→ Goal of the exercise: Every line below that contains "claws" is to be copied.

(Figure data in JSON)
_ _ _
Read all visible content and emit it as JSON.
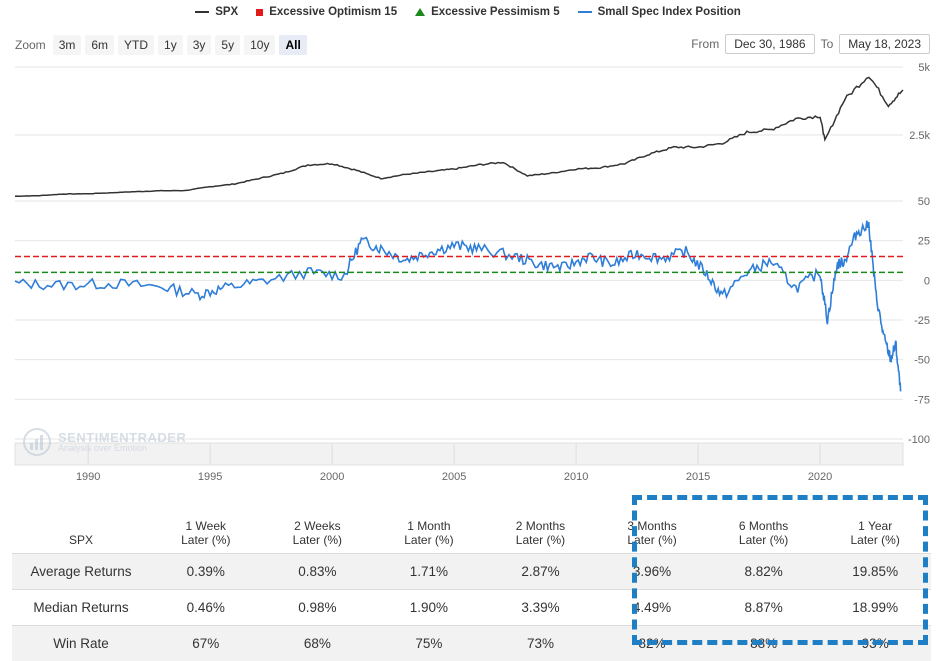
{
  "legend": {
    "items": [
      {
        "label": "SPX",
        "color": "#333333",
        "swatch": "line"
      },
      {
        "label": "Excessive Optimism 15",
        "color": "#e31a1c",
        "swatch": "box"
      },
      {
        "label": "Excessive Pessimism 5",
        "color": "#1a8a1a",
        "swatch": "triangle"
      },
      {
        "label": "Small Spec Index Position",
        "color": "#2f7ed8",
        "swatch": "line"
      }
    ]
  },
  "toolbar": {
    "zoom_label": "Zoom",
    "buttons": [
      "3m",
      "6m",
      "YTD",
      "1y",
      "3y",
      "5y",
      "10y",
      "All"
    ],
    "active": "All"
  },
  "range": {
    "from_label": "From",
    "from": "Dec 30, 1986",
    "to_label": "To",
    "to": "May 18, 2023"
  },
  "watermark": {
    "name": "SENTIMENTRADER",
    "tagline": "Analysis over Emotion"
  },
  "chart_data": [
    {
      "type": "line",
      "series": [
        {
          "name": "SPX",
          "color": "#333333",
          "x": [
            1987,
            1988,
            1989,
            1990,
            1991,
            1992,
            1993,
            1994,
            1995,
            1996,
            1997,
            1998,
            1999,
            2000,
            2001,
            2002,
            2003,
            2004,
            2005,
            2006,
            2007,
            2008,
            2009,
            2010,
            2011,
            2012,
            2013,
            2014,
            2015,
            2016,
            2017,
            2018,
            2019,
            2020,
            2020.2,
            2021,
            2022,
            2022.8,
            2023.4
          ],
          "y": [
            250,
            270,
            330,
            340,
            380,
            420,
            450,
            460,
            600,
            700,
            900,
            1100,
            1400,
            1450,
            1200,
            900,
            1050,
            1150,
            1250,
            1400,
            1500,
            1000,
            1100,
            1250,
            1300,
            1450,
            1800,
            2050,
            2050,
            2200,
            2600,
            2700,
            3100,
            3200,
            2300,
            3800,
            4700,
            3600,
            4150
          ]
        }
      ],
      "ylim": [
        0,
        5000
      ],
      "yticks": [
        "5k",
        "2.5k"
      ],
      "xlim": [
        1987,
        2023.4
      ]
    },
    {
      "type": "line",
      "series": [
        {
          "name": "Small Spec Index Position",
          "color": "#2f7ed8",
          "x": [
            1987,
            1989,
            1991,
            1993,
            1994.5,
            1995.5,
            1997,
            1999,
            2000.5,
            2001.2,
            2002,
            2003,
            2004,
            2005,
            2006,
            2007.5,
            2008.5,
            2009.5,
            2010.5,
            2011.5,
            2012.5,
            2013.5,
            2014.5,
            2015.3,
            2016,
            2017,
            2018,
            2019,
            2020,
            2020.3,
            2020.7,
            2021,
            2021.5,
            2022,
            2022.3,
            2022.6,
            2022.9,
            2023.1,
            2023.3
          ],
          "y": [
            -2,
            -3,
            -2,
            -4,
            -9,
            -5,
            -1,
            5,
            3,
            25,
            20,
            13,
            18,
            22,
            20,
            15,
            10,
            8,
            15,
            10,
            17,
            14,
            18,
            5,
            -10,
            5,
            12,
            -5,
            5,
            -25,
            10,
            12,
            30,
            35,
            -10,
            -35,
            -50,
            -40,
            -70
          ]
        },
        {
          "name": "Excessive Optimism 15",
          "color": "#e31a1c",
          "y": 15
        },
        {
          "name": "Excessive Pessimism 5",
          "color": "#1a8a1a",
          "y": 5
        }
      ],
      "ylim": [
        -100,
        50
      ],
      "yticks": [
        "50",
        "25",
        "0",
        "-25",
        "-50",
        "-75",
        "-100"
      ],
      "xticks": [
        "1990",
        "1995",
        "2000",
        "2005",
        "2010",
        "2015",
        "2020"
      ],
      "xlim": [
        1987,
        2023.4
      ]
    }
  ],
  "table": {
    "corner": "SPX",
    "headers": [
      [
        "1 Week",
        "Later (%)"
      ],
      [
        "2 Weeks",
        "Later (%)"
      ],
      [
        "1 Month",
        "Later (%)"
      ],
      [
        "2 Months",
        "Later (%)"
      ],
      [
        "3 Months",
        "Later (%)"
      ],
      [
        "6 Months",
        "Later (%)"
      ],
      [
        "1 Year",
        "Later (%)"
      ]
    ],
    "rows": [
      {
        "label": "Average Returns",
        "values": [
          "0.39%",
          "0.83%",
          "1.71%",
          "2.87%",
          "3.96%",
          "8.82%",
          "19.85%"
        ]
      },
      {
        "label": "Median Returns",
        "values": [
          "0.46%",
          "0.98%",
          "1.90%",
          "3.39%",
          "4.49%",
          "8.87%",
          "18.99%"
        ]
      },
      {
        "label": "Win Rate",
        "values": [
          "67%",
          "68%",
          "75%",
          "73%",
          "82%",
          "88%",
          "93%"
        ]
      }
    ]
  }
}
_ _ _
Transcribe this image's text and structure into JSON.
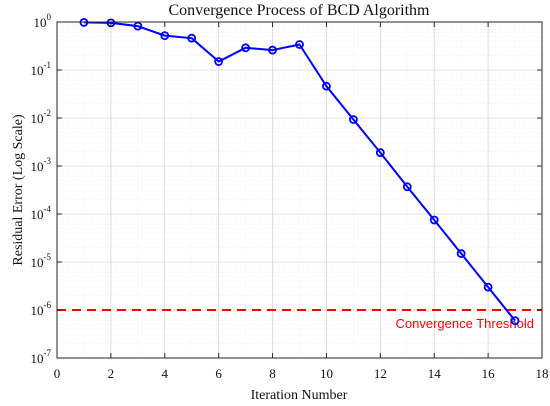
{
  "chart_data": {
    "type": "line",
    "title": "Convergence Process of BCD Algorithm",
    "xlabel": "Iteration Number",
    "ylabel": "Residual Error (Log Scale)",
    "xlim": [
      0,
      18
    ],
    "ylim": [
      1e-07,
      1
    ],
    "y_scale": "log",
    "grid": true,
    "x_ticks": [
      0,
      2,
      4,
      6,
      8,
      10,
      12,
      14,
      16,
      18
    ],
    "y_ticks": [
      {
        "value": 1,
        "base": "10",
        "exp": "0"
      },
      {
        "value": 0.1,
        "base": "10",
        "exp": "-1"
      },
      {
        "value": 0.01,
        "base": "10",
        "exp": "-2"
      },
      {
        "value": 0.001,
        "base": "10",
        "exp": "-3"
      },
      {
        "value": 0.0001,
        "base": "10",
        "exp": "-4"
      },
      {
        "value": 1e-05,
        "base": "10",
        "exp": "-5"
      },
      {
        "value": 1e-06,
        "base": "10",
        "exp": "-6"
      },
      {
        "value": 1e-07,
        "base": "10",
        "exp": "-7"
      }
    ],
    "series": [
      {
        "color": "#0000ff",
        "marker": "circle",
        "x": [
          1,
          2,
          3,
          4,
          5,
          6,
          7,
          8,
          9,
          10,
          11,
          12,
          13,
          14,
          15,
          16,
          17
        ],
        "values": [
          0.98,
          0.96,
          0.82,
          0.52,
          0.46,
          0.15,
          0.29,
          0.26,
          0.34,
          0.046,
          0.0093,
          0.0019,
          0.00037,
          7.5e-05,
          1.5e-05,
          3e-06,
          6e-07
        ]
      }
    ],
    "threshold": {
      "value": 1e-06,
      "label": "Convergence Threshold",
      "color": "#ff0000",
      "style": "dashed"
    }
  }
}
_ _ _
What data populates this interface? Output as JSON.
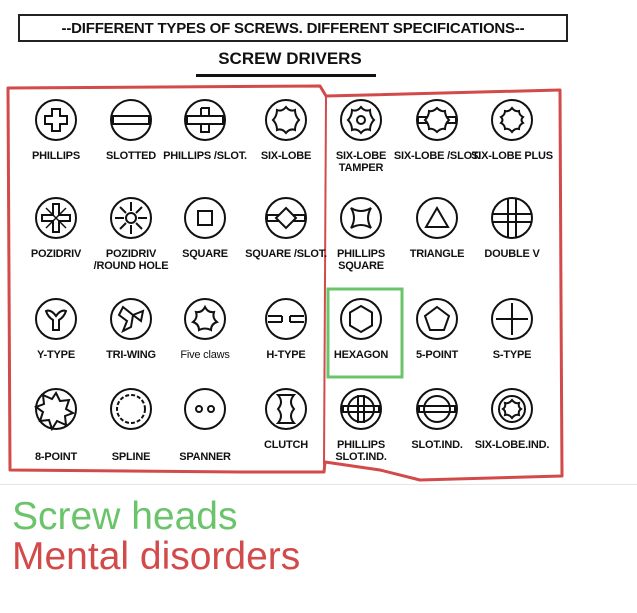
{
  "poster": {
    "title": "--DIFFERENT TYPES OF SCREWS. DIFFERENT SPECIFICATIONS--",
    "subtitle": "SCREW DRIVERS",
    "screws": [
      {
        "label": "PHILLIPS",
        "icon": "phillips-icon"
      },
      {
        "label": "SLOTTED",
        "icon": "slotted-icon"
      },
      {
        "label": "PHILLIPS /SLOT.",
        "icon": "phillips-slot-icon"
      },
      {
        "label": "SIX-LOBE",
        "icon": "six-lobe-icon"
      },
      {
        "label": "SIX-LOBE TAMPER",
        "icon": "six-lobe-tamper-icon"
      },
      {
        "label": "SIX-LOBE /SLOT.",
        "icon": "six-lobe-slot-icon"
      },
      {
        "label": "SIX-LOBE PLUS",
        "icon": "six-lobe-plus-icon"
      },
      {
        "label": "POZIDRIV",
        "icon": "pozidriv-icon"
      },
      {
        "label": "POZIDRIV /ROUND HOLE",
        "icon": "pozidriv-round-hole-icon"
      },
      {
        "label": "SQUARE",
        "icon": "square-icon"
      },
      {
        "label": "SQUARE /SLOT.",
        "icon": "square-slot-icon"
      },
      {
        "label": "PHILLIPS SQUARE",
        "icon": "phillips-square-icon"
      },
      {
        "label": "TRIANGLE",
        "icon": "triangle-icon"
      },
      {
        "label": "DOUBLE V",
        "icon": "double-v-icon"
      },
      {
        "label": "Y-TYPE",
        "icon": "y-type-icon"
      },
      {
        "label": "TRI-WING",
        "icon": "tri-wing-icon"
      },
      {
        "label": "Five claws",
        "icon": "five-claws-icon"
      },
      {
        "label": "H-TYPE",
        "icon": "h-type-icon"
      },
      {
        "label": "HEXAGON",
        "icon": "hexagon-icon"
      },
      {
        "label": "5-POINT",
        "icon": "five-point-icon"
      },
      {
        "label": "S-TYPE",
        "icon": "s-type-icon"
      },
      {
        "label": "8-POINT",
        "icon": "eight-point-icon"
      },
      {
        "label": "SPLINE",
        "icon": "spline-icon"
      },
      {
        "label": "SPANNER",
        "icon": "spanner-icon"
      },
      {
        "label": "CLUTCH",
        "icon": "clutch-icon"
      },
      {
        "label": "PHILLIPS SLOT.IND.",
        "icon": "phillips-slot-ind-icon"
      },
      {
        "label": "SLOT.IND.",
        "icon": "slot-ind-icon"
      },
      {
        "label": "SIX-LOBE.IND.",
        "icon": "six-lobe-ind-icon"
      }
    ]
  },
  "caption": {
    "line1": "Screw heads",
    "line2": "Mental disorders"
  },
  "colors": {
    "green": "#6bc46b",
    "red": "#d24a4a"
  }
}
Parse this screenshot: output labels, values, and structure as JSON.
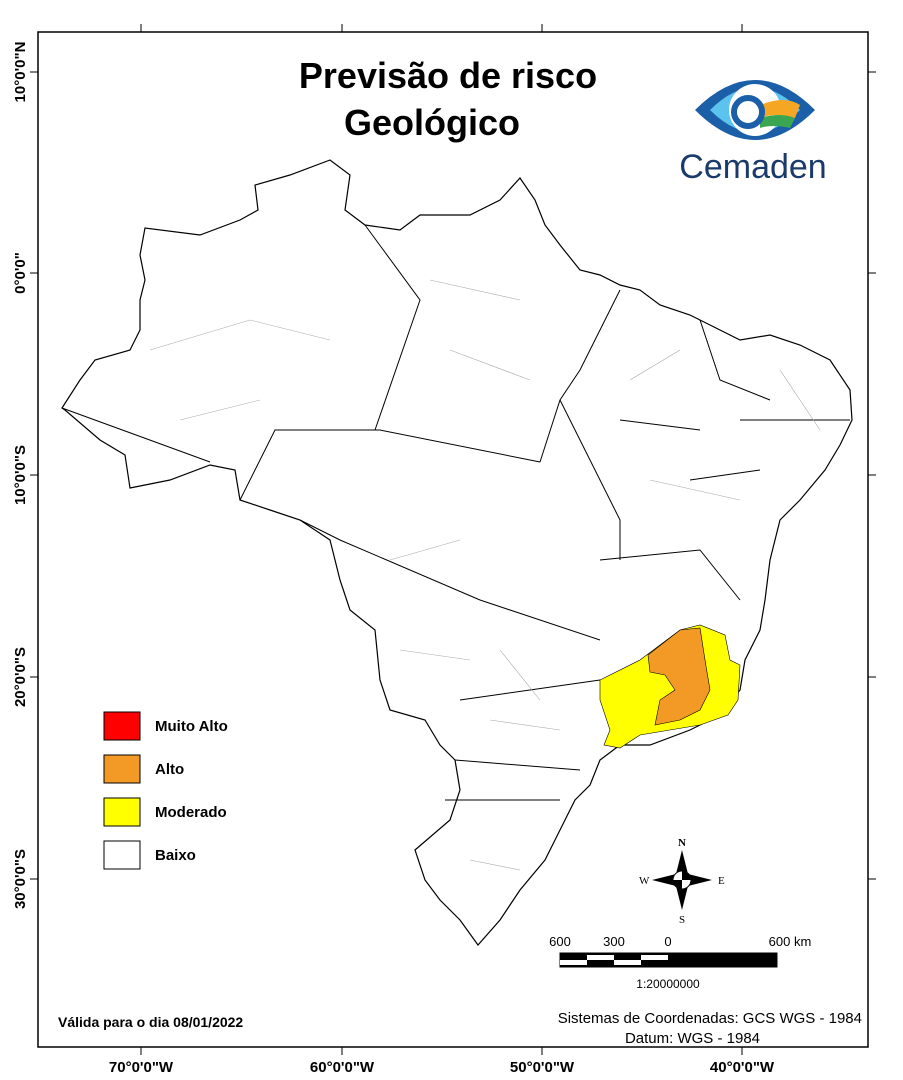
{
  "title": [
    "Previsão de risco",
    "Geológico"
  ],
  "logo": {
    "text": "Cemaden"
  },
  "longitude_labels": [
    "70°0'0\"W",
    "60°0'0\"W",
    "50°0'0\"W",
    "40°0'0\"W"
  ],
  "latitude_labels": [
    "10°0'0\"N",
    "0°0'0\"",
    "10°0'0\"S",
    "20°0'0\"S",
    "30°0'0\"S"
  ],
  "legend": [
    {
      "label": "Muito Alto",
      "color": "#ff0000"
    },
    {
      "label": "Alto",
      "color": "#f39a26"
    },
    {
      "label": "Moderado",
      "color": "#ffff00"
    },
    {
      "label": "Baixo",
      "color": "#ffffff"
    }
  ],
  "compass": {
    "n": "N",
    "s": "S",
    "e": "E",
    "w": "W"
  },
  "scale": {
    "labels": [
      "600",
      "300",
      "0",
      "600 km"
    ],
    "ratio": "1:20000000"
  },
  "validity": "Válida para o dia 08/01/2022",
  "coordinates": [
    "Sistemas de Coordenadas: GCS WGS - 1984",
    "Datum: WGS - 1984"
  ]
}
_ _ _
→ Full response:
        "label": "Five claws",
        "icon": "five-claws-icon"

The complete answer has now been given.